[Records]
________

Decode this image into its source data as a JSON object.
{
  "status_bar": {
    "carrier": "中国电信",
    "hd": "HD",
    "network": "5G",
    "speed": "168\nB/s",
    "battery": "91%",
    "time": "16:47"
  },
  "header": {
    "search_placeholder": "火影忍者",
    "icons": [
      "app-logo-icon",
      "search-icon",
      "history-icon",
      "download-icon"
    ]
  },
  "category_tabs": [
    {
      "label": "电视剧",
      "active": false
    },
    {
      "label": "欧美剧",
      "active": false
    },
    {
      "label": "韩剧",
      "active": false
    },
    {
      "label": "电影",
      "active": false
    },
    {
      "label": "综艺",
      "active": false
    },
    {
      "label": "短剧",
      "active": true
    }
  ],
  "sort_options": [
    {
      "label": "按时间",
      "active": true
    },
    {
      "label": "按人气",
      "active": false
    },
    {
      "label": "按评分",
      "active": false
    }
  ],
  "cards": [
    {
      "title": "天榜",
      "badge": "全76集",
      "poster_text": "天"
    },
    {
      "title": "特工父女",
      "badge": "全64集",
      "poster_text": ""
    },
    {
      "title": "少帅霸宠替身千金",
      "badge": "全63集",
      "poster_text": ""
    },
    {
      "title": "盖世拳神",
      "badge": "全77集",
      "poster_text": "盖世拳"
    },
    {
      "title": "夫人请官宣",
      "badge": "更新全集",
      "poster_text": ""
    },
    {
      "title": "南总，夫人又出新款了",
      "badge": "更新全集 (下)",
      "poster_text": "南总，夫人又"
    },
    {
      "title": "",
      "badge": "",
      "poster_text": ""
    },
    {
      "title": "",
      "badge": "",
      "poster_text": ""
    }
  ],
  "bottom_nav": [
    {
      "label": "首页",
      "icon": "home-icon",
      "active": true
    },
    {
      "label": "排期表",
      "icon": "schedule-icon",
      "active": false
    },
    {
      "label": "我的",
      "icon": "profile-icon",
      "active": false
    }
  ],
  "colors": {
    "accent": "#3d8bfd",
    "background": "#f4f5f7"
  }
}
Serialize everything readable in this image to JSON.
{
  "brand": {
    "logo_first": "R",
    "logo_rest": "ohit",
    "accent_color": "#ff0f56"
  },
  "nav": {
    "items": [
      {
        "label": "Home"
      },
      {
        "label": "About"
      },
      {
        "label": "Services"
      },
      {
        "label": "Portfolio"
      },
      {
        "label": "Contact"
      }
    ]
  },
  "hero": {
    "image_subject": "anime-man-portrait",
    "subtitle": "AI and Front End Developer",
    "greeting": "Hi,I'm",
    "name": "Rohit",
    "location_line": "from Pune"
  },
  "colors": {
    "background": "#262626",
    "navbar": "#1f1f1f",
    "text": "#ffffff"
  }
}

________

- [Problem to solve]:
Extract, from the listing above, every line where the string "JSON" occurs.

- [Final result]:
Decode this image into its source data as a JSON object.
Serialize everything readable in this image to JSON.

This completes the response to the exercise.